DO THIS:
Identify the lines that contain the word "JSON", then copy them.

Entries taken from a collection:
----------------------------------------

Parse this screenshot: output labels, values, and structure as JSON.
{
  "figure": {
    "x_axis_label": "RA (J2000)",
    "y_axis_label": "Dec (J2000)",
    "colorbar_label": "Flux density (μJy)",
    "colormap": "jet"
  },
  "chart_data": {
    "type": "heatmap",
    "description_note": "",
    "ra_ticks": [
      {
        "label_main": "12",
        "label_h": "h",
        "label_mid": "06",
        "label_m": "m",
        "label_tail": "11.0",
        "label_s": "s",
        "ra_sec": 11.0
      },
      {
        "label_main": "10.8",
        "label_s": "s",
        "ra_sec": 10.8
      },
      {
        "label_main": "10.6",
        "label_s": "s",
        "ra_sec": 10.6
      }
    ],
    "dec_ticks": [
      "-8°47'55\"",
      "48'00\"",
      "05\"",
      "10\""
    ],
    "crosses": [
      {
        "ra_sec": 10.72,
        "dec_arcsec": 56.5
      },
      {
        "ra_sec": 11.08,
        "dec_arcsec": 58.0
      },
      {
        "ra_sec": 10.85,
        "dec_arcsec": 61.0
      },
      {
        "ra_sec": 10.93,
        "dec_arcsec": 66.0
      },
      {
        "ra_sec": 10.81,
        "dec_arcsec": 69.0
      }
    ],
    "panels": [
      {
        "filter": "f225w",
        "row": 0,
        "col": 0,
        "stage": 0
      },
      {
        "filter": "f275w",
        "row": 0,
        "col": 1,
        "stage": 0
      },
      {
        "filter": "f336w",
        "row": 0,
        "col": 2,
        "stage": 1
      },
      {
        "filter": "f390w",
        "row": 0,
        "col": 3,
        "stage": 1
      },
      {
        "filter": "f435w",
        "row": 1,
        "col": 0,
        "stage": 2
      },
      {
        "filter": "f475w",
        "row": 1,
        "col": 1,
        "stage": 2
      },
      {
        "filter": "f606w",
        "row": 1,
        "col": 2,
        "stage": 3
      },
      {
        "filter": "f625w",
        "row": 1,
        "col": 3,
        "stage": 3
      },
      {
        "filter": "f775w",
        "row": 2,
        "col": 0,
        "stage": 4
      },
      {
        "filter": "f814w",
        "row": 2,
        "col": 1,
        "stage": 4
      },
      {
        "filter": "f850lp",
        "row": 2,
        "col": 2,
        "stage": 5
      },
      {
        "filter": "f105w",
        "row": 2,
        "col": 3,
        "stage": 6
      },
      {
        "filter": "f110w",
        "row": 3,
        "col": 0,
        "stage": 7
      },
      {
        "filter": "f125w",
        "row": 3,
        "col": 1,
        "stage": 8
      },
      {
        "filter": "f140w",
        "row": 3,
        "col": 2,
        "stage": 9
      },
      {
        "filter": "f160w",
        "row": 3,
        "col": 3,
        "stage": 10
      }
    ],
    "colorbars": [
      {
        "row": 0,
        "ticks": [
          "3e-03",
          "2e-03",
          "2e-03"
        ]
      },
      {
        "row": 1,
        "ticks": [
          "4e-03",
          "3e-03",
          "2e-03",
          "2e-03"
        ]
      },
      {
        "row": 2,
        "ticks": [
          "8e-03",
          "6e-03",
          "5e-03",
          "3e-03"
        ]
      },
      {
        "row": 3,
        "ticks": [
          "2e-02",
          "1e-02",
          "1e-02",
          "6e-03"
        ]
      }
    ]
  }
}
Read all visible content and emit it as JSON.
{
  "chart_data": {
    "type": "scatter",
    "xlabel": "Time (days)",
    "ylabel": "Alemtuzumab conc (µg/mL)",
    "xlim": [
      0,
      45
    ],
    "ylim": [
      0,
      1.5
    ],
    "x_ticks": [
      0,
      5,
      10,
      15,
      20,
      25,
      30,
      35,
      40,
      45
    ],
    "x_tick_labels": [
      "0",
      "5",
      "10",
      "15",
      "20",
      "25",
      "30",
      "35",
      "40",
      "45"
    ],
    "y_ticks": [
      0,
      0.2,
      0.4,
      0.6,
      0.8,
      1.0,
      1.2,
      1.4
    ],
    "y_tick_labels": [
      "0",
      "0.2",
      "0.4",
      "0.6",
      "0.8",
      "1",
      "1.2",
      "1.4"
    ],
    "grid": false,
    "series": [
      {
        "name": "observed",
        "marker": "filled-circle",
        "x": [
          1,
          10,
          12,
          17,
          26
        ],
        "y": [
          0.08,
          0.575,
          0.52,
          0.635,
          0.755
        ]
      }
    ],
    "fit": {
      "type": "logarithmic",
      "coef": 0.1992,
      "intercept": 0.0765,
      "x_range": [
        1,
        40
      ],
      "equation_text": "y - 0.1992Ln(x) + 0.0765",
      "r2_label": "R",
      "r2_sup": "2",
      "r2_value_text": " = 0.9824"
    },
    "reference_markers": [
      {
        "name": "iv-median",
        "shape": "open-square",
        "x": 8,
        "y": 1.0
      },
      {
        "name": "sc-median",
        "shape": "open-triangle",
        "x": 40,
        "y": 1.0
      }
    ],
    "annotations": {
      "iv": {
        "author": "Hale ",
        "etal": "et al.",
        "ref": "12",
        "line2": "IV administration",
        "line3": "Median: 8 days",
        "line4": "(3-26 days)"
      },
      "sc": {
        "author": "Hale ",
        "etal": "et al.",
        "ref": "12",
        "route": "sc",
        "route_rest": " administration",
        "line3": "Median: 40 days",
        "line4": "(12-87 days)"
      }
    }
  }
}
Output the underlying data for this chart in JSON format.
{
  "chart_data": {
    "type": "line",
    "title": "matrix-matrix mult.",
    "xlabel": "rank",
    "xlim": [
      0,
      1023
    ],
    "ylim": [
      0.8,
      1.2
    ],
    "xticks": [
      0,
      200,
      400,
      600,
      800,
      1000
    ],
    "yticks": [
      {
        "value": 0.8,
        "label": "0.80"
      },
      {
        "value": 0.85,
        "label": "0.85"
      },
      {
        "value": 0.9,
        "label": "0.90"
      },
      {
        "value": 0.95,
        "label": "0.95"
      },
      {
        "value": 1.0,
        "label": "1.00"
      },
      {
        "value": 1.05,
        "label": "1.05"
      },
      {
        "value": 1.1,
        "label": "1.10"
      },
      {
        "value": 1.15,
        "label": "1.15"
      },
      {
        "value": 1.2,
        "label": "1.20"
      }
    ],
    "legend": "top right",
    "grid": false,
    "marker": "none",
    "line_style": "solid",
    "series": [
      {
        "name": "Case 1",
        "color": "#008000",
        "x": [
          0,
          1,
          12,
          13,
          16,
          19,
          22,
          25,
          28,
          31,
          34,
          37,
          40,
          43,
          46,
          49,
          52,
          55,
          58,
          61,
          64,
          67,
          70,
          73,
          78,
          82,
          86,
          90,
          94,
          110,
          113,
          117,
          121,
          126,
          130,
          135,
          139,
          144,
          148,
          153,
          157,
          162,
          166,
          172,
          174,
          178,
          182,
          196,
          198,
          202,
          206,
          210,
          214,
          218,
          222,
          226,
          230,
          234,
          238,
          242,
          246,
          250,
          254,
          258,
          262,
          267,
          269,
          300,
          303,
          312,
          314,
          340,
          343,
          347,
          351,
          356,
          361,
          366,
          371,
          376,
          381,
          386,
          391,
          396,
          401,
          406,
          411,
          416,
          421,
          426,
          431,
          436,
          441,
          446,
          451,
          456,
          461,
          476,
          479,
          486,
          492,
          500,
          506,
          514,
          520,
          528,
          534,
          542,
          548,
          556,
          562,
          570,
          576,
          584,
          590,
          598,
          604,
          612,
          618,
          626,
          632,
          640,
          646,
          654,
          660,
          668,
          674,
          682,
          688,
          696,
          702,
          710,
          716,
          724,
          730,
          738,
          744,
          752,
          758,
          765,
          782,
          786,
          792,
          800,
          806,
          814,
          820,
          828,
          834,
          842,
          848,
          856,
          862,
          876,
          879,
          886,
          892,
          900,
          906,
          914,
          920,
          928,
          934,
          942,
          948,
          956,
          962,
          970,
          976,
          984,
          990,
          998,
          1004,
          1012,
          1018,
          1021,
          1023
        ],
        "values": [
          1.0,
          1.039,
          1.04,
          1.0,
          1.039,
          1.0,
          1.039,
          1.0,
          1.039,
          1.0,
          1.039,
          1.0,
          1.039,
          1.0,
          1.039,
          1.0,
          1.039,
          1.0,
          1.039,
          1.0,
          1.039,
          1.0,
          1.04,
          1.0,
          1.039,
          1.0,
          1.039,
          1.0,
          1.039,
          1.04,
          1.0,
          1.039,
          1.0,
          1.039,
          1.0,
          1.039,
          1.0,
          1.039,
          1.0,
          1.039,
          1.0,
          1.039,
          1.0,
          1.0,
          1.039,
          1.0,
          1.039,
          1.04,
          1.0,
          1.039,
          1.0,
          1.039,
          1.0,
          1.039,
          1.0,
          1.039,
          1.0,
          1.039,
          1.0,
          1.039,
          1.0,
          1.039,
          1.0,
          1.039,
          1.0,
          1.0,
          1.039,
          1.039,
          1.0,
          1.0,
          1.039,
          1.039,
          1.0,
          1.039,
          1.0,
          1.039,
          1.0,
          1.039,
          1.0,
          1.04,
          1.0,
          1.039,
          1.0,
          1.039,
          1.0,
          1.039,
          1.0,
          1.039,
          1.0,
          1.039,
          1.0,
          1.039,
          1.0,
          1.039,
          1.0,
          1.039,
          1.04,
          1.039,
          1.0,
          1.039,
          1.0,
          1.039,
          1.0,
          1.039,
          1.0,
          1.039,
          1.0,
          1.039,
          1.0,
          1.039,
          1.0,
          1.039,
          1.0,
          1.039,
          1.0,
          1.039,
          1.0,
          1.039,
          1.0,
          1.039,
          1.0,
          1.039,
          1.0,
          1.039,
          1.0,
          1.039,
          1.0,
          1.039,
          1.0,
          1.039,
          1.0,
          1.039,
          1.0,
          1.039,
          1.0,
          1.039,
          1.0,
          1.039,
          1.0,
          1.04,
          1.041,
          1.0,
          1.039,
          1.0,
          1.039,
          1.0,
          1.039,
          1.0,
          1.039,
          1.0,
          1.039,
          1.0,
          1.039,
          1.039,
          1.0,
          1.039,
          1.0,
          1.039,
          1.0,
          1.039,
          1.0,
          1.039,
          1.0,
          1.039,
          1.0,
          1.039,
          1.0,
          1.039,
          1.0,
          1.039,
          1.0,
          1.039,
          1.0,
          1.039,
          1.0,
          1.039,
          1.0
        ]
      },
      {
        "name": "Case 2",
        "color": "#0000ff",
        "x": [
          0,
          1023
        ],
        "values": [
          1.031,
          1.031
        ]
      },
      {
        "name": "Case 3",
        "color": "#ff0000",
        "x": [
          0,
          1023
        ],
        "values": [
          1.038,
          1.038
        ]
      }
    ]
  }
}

----------------------------------------

THE ANSWER:
Parse this screenshot: output labels, values, and structure as JSON.
Read all visible content and emit it as JSON.
Output the underlying data for this chart in JSON format.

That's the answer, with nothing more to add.